INPUT DATA:
::::

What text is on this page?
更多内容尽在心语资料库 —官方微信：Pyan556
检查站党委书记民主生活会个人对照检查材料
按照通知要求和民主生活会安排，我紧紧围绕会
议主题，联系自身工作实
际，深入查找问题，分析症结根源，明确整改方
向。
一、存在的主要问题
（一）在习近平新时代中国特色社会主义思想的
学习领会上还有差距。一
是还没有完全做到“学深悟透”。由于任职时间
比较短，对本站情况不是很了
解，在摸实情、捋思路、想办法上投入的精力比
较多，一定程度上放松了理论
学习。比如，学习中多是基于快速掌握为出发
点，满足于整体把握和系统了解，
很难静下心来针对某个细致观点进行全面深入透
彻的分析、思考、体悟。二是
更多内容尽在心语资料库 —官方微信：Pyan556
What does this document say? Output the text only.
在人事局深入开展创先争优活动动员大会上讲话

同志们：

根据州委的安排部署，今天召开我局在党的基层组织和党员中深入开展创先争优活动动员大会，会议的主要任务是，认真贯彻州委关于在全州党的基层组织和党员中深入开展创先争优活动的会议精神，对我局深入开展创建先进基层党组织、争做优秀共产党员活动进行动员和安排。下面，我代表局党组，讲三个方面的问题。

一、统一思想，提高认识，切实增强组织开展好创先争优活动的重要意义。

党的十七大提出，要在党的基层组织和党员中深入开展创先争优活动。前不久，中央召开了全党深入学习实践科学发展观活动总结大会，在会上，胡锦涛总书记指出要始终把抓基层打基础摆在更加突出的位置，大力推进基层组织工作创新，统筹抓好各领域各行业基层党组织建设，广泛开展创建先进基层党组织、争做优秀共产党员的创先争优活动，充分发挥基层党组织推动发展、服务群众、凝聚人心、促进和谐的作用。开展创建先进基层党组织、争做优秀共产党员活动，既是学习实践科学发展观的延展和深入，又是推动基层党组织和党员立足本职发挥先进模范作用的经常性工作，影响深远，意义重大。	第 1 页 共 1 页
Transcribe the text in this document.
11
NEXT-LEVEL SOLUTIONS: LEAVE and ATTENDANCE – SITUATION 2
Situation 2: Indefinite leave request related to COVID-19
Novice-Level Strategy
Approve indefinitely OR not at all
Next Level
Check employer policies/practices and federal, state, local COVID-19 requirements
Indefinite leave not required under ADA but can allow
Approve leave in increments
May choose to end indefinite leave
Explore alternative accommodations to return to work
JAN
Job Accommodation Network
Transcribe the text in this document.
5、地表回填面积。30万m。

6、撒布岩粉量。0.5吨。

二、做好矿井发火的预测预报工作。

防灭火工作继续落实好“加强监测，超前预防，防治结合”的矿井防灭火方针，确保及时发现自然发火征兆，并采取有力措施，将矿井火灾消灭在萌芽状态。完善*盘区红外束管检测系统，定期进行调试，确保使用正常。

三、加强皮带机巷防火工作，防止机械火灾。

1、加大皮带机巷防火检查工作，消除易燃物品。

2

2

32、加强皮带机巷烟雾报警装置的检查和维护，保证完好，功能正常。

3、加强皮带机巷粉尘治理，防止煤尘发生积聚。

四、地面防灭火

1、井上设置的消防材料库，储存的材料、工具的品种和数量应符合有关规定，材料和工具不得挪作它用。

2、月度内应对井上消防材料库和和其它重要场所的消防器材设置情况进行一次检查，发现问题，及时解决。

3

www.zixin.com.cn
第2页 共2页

::::

YOUR OBJECTIVE: Repeat the line containing "What does this" and all subsequent lines through the final line of the data, exactly and with no others.

ANSWER TO THE EXERCISE:
What does this document say? Output the text only.
在人事局深入开展创先争优活动动员大会上讲话

同志们：

根据州委的安排部署，今天召开我局在党的基层组织和党员中深入开展创先争优活动动员大会，会议的主要任务是，认真贯彻州委关于在全州党的基层组织和党员中深入开展创先争优活动的会议精神，对我局深入开展创建先进基层党组织、争做优秀共产党员活动进行动员和安排。下面，我代表局党组，讲三个方面的问题。

一、统一思想，提高认识，切实增强组织开展好创先争优活动的重要意义。

党的十七大提出，要在党的基层组织和党员中深入开展创先争优活动。前不久，中央召开了全党深入学习实践科学发展观活动总结大会，在会上，胡锦涛总书记指出要始终把抓基层打基础摆在更加突出的位置，大力推进基层组织工作创新，统筹抓好各领域各行业基层党组织建设，广泛开展创建先进基层党组织、争做优秀共产党员的创先争优活动，充分发挥基层党组织推动发展、服务群众、凝聚人心、促进和谐的作用。开展创建先进基层党组织、争做优秀共产党员活动，既是学习实践科学发展观的延展和深入，又是推动基层党组织和党员立足本职发挥先进模范作用的经常性工作，影响深远，意义重大。	第 1 页 共 1 页
Transcribe the text in this document.
11
NEXT-LEVEL SOLUTIONS: LEAVE and ATTENDANCE – SITUATION 2
Situation 2: Indefinite leave request related to COVID-19
Novice-Level Strategy
Approve indefinitely OR not at all
Next Level
Check employer policies/practices and federal, state, local COVID-19 requirements
Indefinite leave not required under ADA but can allow
Approve leave in increments
May choose to end indefinite leave
Explore alternative accommodations to return to work
JAN
Job Accommodation Network
Transcribe the text in this document.
5、地表回填面积。30万m。

6、撒布岩粉量。0.5吨。

二、做好矿井发火的预测预报工作。

防灭火工作继续落实好“加强监测，超前预防，防治结合”的矿井防灭火方针，确保及时发现自然发火征兆，并采取有力措施，将矿井火灾消灭在萌芽状态。完善*盘区红外束管检测系统，定期进行调试，确保使用正常。

三、加强皮带机巷防火工作，防止机械火灾。

1、加大皮带机巷防火检查工作，消除易燃物品。

2

2

32、加强皮带机巷烟雾报警装置的检查和维护，保证完好，功能正常。

3、加强皮带机巷粉尘治理，防止煤尘发生积聚。

四、地面防灭火

1、井上设置的消防材料库，储存的材料、工具的品种和数量应符合有关规定，材料和工具不得挪作它用。

2、月度内应对井上消防材料库和和其它重要场所的消防器材设置情况进行一次检查，发现问题，及时解决。

3

www.zixin.com.cn
第2页 共2页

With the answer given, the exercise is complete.